— Start of ENTRIES SUPPLIED —

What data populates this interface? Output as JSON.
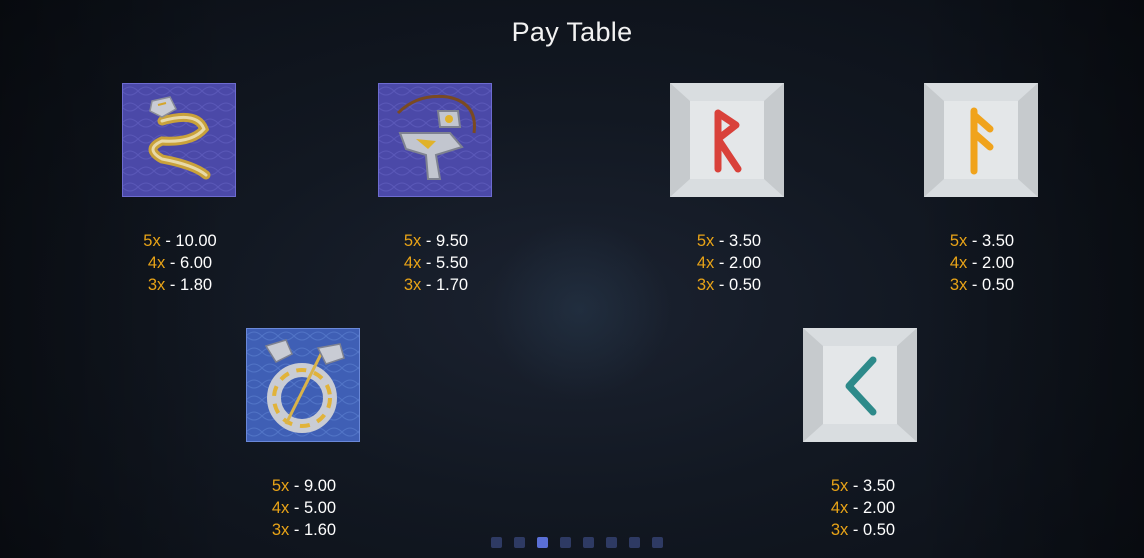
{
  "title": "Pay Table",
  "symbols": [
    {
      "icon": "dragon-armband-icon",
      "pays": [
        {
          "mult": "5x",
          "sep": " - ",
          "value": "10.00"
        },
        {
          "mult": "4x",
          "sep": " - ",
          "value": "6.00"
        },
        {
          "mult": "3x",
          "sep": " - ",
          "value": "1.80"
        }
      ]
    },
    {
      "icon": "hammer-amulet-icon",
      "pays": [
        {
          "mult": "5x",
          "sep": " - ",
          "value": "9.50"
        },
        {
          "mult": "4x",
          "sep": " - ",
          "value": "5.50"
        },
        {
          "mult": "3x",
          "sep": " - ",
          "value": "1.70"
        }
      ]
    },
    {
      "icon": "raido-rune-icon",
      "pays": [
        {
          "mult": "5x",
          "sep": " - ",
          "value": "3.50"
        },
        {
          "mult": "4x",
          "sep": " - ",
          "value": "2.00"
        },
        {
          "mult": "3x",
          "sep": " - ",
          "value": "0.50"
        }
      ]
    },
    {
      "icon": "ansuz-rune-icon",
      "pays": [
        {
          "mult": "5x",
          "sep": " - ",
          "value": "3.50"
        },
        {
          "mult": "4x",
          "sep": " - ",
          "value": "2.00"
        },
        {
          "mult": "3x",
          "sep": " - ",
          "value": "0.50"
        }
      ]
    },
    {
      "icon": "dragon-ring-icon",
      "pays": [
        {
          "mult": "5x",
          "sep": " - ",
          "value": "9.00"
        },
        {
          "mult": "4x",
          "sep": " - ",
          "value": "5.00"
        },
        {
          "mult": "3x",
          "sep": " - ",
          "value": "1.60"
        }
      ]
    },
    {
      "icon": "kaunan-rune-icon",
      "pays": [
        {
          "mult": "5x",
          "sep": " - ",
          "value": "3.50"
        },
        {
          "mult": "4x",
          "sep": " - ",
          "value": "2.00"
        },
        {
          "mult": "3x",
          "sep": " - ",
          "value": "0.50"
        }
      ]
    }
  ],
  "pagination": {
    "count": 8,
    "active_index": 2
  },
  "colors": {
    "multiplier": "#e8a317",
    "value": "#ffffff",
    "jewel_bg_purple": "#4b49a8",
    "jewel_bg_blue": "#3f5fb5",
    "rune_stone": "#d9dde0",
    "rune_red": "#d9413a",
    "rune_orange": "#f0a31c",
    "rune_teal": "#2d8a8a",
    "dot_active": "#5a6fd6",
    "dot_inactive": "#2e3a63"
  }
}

— End of ENTRIES SUPPLIED —
— Start of ENTRIES SUPPLIED —

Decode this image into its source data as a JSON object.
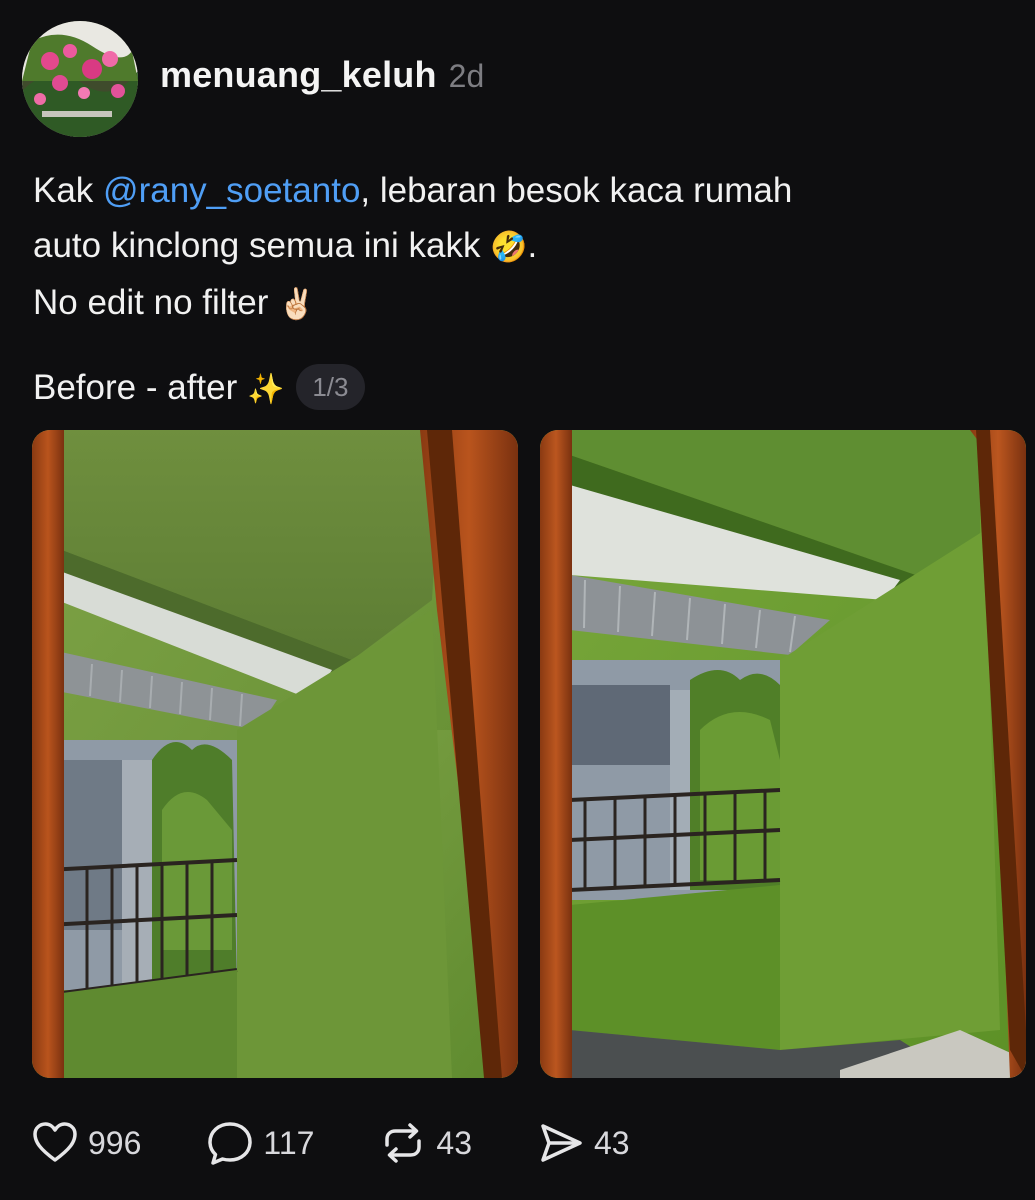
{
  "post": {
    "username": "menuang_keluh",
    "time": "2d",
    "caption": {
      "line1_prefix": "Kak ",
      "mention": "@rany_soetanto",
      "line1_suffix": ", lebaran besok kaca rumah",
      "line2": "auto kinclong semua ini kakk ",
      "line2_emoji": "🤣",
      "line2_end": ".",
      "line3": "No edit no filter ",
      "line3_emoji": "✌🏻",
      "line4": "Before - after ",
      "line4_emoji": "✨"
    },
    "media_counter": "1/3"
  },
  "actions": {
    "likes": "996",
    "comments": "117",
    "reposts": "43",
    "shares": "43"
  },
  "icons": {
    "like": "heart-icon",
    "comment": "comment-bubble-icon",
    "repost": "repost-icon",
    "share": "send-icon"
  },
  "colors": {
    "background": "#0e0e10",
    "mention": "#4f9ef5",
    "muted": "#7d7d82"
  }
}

— End of ENTRIES SUPPLIED —

**GOAL:** Find every line in the records that has the string "data", then state how many there are and nothing else.

**ANSWER IN FULL:** 2